§ **What the task asks**: Write down every entry below once more, exactly.

§ **Recorded information**:
((
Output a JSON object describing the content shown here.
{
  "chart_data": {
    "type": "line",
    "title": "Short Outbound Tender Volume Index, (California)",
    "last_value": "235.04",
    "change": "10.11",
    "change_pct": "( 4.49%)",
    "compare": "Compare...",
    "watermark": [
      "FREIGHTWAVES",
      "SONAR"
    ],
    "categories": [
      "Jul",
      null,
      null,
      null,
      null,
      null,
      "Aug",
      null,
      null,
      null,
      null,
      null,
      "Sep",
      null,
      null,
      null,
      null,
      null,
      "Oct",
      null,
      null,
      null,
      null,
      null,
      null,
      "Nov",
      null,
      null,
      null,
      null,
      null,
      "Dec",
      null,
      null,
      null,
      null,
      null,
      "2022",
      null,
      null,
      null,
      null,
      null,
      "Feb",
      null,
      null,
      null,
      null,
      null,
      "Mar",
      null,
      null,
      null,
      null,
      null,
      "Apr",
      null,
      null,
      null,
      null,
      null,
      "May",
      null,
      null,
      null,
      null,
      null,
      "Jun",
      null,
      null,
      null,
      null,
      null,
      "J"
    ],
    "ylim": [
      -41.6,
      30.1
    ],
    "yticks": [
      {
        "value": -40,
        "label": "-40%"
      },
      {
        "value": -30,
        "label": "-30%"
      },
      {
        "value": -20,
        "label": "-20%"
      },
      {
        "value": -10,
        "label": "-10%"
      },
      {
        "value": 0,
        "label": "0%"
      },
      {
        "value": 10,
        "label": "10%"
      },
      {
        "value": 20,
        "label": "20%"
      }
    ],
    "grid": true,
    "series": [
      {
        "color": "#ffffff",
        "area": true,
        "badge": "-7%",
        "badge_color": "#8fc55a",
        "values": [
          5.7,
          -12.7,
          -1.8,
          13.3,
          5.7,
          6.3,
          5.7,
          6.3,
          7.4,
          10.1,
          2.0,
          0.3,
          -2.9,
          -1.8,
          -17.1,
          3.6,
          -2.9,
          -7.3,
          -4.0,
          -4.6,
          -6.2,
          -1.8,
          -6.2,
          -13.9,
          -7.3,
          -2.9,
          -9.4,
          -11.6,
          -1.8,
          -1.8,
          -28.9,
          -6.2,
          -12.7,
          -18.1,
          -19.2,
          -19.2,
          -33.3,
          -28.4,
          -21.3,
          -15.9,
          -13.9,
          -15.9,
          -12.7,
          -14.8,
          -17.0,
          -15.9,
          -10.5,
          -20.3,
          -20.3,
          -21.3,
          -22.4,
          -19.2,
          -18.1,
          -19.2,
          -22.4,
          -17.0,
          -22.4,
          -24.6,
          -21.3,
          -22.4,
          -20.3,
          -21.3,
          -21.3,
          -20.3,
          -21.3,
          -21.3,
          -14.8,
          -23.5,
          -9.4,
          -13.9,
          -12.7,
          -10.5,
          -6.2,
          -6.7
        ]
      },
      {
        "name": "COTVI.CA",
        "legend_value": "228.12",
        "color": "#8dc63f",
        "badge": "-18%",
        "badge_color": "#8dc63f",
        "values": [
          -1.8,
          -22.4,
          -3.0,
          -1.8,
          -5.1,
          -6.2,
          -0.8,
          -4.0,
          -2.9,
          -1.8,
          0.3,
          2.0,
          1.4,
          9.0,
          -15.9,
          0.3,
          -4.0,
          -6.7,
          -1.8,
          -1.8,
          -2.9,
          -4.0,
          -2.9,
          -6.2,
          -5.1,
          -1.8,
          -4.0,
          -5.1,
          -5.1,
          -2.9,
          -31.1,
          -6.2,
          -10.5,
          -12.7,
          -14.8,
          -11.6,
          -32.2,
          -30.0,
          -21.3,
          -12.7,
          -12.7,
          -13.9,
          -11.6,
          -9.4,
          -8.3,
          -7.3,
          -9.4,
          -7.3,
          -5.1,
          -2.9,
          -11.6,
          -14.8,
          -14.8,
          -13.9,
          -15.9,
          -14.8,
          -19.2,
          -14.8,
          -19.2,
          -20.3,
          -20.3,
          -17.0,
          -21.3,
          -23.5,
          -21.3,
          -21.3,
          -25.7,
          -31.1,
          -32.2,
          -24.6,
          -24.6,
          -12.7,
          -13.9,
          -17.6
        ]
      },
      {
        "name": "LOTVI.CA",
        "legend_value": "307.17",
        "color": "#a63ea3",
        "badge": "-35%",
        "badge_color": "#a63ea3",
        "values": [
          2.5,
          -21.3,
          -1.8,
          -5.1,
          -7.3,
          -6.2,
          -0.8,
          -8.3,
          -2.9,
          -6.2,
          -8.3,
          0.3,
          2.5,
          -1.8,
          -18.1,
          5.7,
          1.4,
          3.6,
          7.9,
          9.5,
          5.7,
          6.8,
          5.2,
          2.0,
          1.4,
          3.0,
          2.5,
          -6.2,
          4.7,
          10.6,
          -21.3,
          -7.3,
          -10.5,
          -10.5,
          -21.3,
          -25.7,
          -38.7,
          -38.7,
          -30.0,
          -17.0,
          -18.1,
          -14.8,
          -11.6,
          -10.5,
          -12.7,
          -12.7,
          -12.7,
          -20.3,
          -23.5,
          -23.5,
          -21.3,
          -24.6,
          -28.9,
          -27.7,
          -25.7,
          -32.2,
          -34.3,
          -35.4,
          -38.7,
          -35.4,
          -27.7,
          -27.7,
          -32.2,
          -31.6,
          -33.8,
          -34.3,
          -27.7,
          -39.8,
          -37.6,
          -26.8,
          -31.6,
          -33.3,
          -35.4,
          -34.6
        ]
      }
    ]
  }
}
))
§ **Answer for this exercise**:
Output a JSON object describing the content shown here.
{
  "chart_data": {
    "type": "line",
    "title": "Short Outbound Tender Volume Index, (California)",
    "last_value": "235.04",
    "change": "10.11",
    "change_pct": "( 4.49%)",
    "compare": "Compare...",
    "watermark": [
      "FREIGHTWAVES",
      "SONAR"
    ],
    "categories": [
      "Jul",
      null,
      null,
      null,
      null,
      null,
      "Aug",
      null,
      null,
      null,
      null,
      null,
      "Sep",
      null,
      null,
      null,
      null,
      null,
      "Oct",
      null,
      null,
      null,
      null,
      null,
      null,
      "Nov",
      null,
      null,
      null,
      null,
      null,
      "Dec",
      null,
      null,
      null,
      null,
      null,
      "2022",
      null,
      null,
      null,
      null,
      null,
      "Feb",
      null,
      null,
      null,
      null,
      null,
      "Mar",
      null,
      null,
      null,
      null,
      null,
      "Apr",
      null,
      null,
      null,
      null,
      null,
      "May",
      null,
      null,
      null,
      null,
      null,
      "Jun",
      null,
      null,
      null,
      null,
      null,
      "J"
    ],
    "ylim": [
      -41.6,
      30.1
    ],
    "yticks": [
      {
        "value": -40,
        "label": "-40%"
      },
      {
        "value": -30,
        "label": "-30%"
      },
      {
        "value": -20,
        "label": "-20%"
      },
      {
        "value": -10,
        "label": "-10%"
      },
      {
        "value": 0,
        "label": "0%"
      },
      {
        "value": 10,
        "label": "10%"
      },
      {
        "value": 20,
        "label": "20%"
      }
    ],
    "grid": true,
    "series": [
      {
        "color": "#ffffff",
        "area": true,
        "badge": "-7%",
        "badge_color": "#8fc55a",
        "values": [
          5.7,
          -12.7,
          -1.8,
          13.3,
          5.7,
          6.3,
          5.7,
          6.3,
          7.4,
          10.1,
          2.0,
          0.3,
          -2.9,
          -1.8,
          -17.1,
          3.6,
          -2.9,
          -7.3,
          -4.0,
          -4.6,
          -6.2,
          -1.8,
          -6.2,
          -13.9,
          -7.3,
          -2.9,
          -9.4,
          -11.6,
          -1.8,
          -1.8,
          -28.9,
          -6.2,
          -12.7,
          -18.1,
          -19.2,
          -19.2,
          -33.3,
          -28.4,
          -21.3,
          -15.9,
          -13.9,
          -15.9,
          -12.7,
          -14.8,
          -17.0,
          -15.9,
          -10.5,
          -20.3,
          -20.3,
          -21.3,
          -22.4,
          -19.2,
          -18.1,
          -19.2,
          -22.4,
          -17.0,
          -22.4,
          -24.6,
          -21.3,
          -22.4,
          -20.3,
          -21.3,
          -21.3,
          -20.3,
          -21.3,
          -21.3,
          -14.8,
          -23.5,
          -9.4,
          -13.9,
          -12.7,
          -10.5,
          -6.2,
          -6.7
        ]
      },
      {
        "name": "COTVI.CA",
        "legend_value": "228.12",
        "color": "#8dc63f",
        "badge": "-18%",
        "badge_color": "#8dc63f",
        "values": [
          -1.8,
          -22.4,
          -3.0,
          -1.8,
          -5.1,
          -6.2,
          -0.8,
          -4.0,
          -2.9,
          -1.8,
          0.3,
          2.0,
          1.4,
          9.0,
          -15.9,
          0.3,
          -4.0,
          -6.7,
          -1.8,
          -1.8,
          -2.9,
          -4.0,
          -2.9,
          -6.2,
          -5.1,
          -1.8,
          -4.0,
          -5.1,
          -5.1,
          -2.9,
          -31.1,
          -6.2,
          -10.5,
          -12.7,
          -14.8,
          -11.6,
          -32.2,
          -30.0,
          -21.3,
          -12.7,
          -12.7,
          -13.9,
          -11.6,
          -9.4,
          -8.3,
          -7.3,
          -9.4,
          -7.3,
          -5.1,
          -2.9,
          -11.6,
          -14.8,
          -14.8,
          -13.9,
          -15.9,
          -14.8,
          -19.2,
          -14.8,
          -19.2,
          -20.3,
          -20.3,
          -17.0,
          -21.3,
          -23.5,
          -21.3,
          -21.3,
          -25.7,
          -31.1,
          -32.2,
          -24.6,
          -24.6,
          -12.7,
          -13.9,
          -17.6
        ]
      },
      {
        "name": "LOTVI.CA",
        "legend_value": "307.17",
        "color": "#a63ea3",
        "badge": "-35%",
        "badge_color": "#a63ea3",
        "values": [
          2.5,
          -21.3,
          -1.8,
          -5.1,
          -7.3,
          -6.2,
          -0.8,
          -8.3,
          -2.9,
          -6.2,
          -8.3,
          0.3,
          2.5,
          -1.8,
          -18.1,
          5.7,
          1.4,
          3.6,
          7.9,
          9.5,
          5.7,
          6.8,
          5.2,
          2.0,
          1.4,
          3.0,
          2.5,
          -6.2,
          4.7,
          10.6,
          -21.3,
          -7.3,
          -10.5,
          -10.5,
          -21.3,
          -25.7,
          -38.7,
          -38.7,
          -30.0,
          -17.0,
          -18.1,
          -14.8,
          -11.6,
          -10.5,
          -12.7,
          -12.7,
          -12.7,
          -20.3,
          -23.5,
          -23.5,
          -21.3,
          -24.6,
          -28.9,
          -27.7,
          -25.7,
          -32.2,
          -34.3,
          -35.4,
          -38.7,
          -35.4,
          -27.7,
          -27.7,
          -32.2,
          -31.6,
          -33.8,
          -34.3,
          -27.7,
          -39.8,
          -37.6,
          -26.8,
          -31.6,
          -33.3,
          -35.4,
          -34.6
        ]
      }
    ]
  }
}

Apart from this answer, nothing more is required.